*Required task*. Every record should be copied exactly, except that pictures are to be omitted.

*Records for this exercise*.

----

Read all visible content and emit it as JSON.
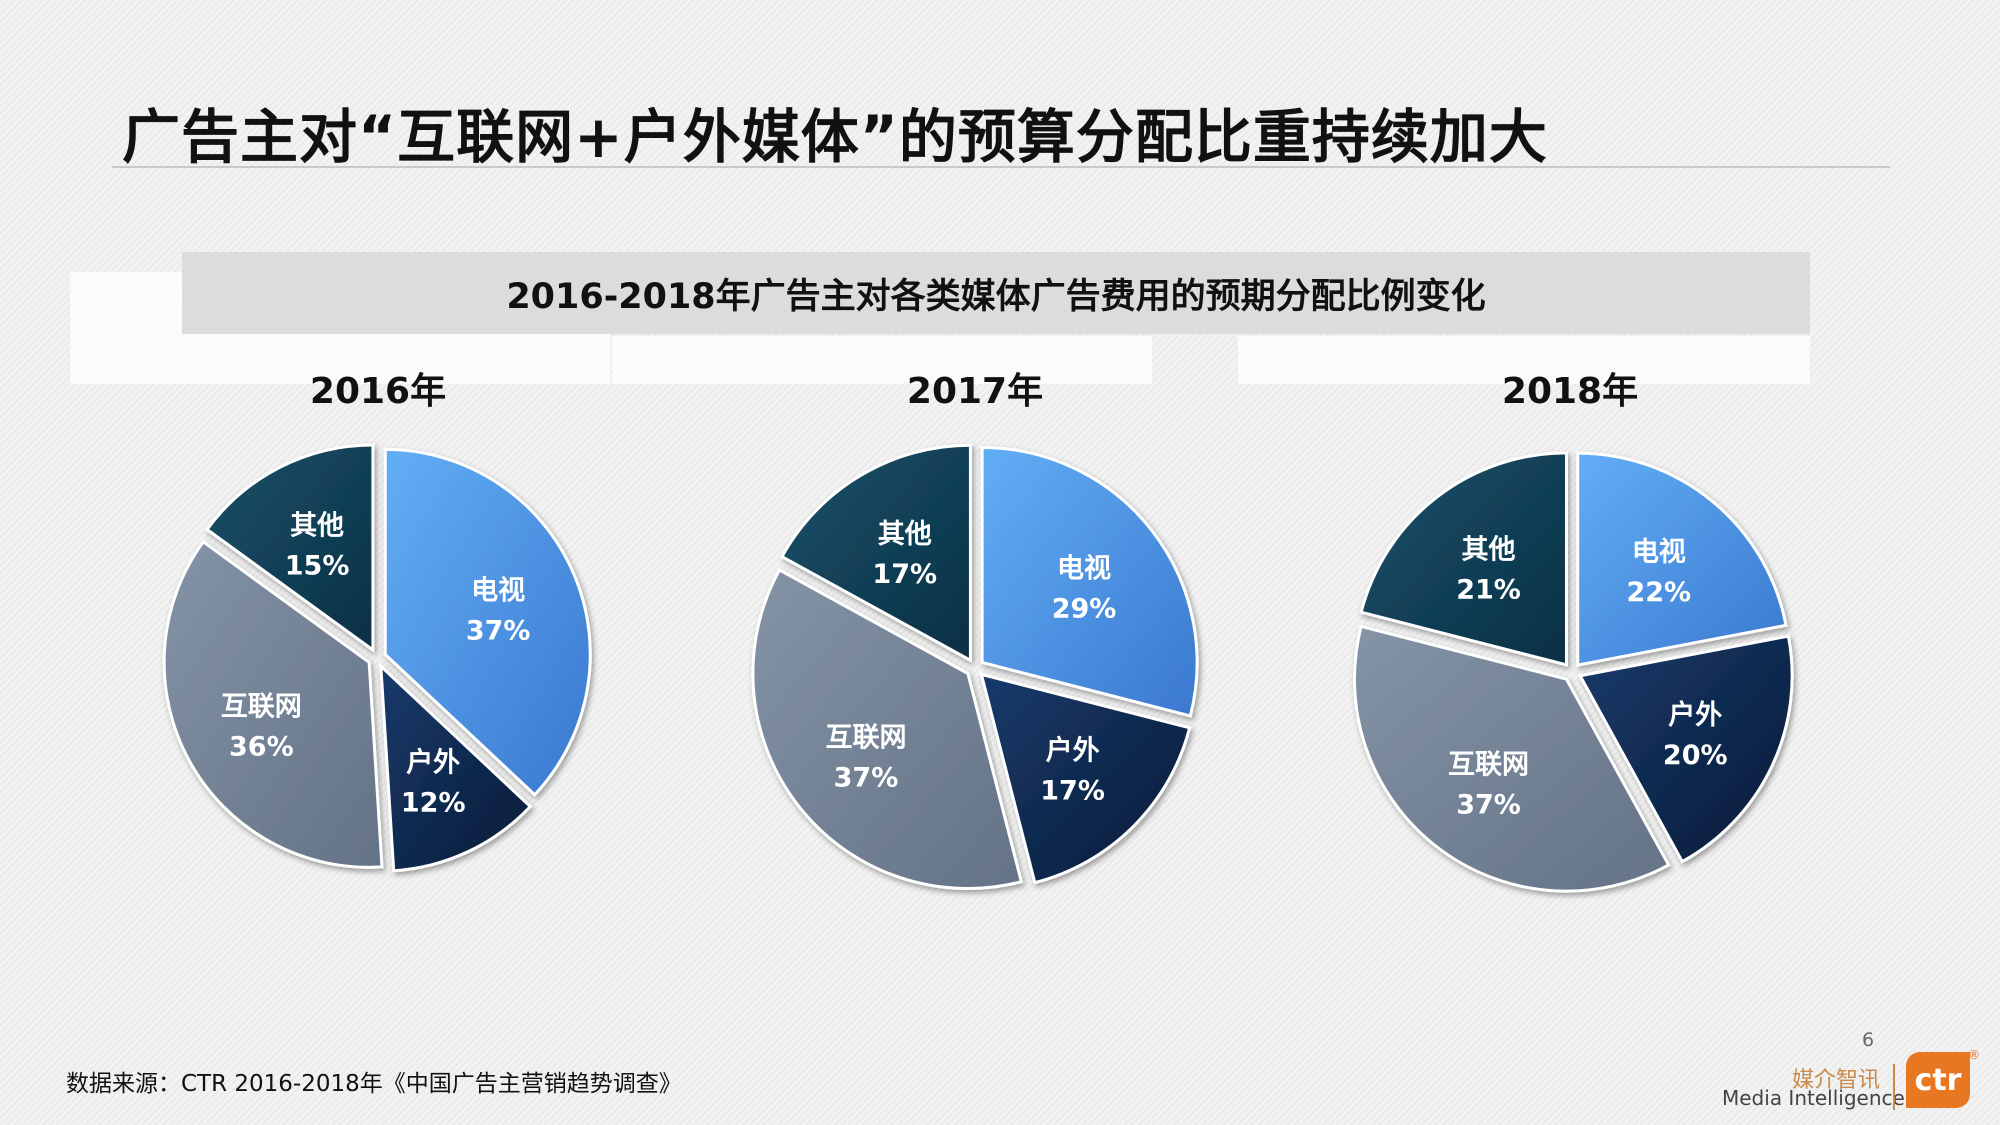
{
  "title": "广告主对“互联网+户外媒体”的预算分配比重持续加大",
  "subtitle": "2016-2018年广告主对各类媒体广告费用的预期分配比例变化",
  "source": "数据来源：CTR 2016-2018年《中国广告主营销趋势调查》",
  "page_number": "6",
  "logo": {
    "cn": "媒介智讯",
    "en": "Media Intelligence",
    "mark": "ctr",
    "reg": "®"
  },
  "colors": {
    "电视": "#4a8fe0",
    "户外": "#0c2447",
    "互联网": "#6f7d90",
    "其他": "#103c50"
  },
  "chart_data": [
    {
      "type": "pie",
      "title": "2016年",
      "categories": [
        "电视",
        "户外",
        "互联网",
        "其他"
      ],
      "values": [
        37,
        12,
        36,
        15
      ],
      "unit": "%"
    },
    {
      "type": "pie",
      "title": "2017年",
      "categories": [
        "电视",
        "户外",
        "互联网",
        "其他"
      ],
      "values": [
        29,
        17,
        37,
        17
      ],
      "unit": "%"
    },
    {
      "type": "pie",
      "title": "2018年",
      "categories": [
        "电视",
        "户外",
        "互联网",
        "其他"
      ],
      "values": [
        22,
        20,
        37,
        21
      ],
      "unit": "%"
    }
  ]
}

----

*Exercise result*.
Read all visible content and emit it as JSON.
{
  "title": "广告主对“互联网+户外媒体”的预算分配比重持续加大",
  "subtitle": "2016-2018年广告主对各类媒体广告费用的预期分配比例变化",
  "source": "数据来源：CTR 2016-2018年《中国广告主营销趋势调查》",
  "page_number": "6",
  "logo": {
    "cn": "媒介智讯",
    "en": "Media Intelligence",
    "mark": "ctr",
    "reg": "®"
  },
  "colors": {
    "电视": "#4a8fe0",
    "户外": "#0c2447",
    "互联网": "#6f7d90",
    "其他": "#103c50"
  },
  "chart_data": [
    {
      "type": "pie",
      "title": "2016年",
      "categories": [
        "电视",
        "户外",
        "互联网",
        "其他"
      ],
      "values": [
        37,
        12,
        36,
        15
      ],
      "unit": "%"
    },
    {
      "type": "pie",
      "title": "2017年",
      "categories": [
        "电视",
        "户外",
        "互联网",
        "其他"
      ],
      "values": [
        29,
        17,
        37,
        17
      ],
      "unit": "%"
    },
    {
      "type": "pie",
      "title": "2018年",
      "categories": [
        "电视",
        "户外",
        "互联网",
        "其他"
      ],
      "values": [
        22,
        20,
        37,
        21
      ],
      "unit": "%"
    }
  ]
}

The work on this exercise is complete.